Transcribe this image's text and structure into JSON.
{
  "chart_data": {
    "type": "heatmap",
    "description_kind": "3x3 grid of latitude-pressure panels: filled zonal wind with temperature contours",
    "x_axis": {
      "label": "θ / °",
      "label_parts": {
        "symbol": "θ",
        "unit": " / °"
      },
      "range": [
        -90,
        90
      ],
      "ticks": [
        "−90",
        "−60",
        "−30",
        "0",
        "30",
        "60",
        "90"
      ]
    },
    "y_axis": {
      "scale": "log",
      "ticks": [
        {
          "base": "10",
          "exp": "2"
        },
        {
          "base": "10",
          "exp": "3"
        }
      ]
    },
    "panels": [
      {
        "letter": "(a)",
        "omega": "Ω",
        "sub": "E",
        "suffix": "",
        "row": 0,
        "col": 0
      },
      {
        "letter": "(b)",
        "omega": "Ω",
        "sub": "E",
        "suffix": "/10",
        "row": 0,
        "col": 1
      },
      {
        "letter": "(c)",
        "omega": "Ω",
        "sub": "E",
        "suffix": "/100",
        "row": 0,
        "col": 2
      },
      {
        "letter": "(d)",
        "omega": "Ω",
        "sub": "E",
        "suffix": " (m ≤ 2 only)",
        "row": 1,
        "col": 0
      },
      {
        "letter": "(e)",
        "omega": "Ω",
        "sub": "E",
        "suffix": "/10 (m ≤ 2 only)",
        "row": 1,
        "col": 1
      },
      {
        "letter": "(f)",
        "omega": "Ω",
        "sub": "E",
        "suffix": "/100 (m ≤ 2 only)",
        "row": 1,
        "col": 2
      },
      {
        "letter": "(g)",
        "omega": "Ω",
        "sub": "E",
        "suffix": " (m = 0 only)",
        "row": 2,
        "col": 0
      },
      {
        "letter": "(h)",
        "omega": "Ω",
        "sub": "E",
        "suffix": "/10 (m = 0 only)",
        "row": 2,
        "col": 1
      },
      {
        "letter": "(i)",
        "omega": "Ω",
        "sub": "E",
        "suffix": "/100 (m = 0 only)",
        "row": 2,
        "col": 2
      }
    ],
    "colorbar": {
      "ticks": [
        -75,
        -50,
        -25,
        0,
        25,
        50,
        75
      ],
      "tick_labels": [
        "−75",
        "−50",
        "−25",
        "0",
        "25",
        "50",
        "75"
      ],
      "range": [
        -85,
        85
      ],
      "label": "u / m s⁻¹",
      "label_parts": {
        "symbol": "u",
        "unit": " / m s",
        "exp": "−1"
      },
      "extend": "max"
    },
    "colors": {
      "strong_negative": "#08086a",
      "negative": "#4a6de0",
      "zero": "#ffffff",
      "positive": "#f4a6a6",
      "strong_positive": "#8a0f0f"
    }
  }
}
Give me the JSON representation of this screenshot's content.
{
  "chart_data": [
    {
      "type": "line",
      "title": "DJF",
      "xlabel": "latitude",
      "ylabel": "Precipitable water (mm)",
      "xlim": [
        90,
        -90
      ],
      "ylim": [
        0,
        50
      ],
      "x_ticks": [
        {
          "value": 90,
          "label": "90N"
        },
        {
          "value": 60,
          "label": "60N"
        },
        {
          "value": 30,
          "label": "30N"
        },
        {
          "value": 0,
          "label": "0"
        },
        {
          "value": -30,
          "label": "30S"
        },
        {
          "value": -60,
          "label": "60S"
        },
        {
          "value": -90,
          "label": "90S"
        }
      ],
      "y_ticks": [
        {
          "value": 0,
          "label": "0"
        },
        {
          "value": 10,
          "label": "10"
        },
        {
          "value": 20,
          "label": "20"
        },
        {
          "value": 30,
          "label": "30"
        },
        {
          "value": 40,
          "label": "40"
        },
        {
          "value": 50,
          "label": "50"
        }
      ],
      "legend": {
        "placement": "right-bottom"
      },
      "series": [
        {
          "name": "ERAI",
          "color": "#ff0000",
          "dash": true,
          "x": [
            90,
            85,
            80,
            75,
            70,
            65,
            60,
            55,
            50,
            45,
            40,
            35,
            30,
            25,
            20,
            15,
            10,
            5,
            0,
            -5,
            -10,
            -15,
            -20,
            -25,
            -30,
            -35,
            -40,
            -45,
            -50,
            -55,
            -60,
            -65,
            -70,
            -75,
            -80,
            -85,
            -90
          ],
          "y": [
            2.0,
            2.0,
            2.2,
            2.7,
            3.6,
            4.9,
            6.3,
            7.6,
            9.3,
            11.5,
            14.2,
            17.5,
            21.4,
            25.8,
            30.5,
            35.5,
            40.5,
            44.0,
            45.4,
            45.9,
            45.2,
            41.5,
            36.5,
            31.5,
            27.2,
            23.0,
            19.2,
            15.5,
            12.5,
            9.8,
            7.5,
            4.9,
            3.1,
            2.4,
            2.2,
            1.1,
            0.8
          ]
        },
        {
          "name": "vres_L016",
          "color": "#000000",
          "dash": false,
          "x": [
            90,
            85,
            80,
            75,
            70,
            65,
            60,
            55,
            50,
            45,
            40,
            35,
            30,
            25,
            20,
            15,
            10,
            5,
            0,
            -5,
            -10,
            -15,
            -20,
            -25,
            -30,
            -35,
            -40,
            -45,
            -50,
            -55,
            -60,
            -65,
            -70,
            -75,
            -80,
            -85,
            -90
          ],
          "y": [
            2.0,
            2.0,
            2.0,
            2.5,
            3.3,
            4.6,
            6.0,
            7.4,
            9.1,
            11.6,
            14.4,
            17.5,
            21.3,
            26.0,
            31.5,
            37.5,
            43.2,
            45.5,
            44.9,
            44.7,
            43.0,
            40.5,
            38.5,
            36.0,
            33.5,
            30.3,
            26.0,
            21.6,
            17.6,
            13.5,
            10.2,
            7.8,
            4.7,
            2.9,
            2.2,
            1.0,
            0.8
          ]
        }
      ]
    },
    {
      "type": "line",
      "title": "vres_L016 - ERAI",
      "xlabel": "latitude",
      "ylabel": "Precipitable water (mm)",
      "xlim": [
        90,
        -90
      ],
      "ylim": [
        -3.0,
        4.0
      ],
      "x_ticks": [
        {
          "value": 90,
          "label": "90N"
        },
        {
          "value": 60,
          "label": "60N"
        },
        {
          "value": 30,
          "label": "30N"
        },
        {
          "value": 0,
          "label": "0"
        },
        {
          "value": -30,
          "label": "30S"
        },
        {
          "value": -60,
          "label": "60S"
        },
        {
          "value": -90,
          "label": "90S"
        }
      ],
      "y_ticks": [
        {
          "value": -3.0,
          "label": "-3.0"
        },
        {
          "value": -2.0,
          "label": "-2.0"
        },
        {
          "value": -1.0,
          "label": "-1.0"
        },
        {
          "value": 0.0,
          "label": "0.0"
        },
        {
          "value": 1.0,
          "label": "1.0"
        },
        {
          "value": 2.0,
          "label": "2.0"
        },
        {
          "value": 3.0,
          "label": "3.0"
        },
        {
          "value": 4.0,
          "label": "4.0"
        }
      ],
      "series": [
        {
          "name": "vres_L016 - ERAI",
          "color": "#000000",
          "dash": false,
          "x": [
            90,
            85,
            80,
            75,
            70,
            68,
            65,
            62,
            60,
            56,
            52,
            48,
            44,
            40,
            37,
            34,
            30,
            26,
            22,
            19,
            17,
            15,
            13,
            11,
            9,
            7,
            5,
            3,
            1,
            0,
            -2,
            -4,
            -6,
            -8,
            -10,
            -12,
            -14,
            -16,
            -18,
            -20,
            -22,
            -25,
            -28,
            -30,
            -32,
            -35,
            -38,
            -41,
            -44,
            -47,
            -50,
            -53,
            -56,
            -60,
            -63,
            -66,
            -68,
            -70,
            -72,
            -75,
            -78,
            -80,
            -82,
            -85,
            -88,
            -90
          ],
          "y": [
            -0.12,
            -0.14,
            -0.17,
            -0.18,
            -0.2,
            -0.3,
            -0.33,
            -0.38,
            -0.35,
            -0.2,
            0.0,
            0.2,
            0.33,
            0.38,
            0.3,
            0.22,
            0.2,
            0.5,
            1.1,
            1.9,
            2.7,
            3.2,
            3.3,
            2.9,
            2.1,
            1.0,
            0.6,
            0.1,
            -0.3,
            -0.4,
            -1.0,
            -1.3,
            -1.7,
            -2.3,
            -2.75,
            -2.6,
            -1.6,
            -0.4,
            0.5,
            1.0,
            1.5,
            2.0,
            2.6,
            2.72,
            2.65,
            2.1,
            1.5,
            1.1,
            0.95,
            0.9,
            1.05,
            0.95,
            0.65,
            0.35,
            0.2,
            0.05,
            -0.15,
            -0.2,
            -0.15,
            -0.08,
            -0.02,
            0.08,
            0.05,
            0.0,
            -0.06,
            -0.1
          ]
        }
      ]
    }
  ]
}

═══

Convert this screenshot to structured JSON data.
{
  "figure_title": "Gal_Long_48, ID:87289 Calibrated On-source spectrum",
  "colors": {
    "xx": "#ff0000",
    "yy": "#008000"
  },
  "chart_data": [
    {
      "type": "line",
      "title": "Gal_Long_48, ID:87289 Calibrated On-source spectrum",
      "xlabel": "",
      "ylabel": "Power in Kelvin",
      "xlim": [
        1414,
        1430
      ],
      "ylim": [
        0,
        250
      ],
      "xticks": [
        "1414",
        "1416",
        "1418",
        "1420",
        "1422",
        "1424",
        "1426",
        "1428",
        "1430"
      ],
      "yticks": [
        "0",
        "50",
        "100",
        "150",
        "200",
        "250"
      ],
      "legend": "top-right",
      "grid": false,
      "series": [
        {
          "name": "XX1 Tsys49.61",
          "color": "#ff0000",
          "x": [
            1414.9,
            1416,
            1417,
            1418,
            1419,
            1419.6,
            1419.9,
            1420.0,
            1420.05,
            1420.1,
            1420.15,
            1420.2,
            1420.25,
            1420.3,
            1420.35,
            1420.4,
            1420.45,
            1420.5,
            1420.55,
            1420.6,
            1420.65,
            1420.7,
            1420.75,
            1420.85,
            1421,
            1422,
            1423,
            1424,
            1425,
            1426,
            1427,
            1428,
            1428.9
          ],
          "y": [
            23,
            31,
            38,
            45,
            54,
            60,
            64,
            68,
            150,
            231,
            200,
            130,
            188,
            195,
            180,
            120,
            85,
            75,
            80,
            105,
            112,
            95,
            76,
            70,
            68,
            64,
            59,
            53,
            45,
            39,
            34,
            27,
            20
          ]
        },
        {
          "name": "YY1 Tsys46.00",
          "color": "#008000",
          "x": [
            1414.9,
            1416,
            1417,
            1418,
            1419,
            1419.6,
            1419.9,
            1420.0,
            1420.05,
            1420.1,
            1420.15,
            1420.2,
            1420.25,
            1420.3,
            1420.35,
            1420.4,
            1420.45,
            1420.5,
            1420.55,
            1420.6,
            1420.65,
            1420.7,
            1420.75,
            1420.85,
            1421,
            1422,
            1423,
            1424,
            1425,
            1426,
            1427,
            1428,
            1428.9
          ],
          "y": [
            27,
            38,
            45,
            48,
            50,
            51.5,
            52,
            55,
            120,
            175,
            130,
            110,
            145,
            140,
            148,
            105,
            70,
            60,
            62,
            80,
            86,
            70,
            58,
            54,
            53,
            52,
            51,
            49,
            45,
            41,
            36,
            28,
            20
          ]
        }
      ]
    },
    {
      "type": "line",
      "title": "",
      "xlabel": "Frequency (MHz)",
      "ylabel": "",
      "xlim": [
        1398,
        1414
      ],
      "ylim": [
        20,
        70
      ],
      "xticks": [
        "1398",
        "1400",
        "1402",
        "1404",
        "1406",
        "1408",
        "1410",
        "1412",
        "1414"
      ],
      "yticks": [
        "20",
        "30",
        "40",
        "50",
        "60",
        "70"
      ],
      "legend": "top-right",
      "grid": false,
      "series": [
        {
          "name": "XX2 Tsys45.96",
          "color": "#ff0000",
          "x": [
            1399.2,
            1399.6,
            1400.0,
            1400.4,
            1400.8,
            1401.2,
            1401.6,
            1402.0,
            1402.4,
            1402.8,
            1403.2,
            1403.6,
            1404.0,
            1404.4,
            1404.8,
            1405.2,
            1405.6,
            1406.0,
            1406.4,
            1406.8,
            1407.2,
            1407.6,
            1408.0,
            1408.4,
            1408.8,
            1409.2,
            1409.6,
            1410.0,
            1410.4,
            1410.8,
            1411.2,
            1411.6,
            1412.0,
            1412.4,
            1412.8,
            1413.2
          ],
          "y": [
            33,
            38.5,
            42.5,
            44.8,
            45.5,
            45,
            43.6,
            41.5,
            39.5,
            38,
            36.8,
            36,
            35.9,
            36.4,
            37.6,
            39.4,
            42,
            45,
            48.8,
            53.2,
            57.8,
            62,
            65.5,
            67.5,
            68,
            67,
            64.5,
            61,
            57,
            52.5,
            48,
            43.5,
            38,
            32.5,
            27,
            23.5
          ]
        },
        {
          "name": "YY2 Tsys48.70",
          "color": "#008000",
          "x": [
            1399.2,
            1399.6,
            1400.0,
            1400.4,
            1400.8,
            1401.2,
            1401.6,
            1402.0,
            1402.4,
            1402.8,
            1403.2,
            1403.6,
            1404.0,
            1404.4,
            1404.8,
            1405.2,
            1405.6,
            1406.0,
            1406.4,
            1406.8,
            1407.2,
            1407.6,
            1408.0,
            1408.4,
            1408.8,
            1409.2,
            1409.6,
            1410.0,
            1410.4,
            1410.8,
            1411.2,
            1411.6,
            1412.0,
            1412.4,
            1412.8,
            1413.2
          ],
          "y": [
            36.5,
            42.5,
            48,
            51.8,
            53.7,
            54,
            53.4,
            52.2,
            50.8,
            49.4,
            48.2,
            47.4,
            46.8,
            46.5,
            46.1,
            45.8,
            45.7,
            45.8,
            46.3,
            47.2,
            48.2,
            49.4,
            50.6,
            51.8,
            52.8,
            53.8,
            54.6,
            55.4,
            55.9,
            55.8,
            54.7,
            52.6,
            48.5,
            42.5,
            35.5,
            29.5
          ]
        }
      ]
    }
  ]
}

═══

* Direction
In the entries above, find each line with the string "spectrum" and copy it.

* The reply
  "figure_title": "Gal_Long_48, ID:87289 Calibrated On-source spectrum",
      "title": "Gal_Long_48, ID:87289 Calibrated On-source spectrum",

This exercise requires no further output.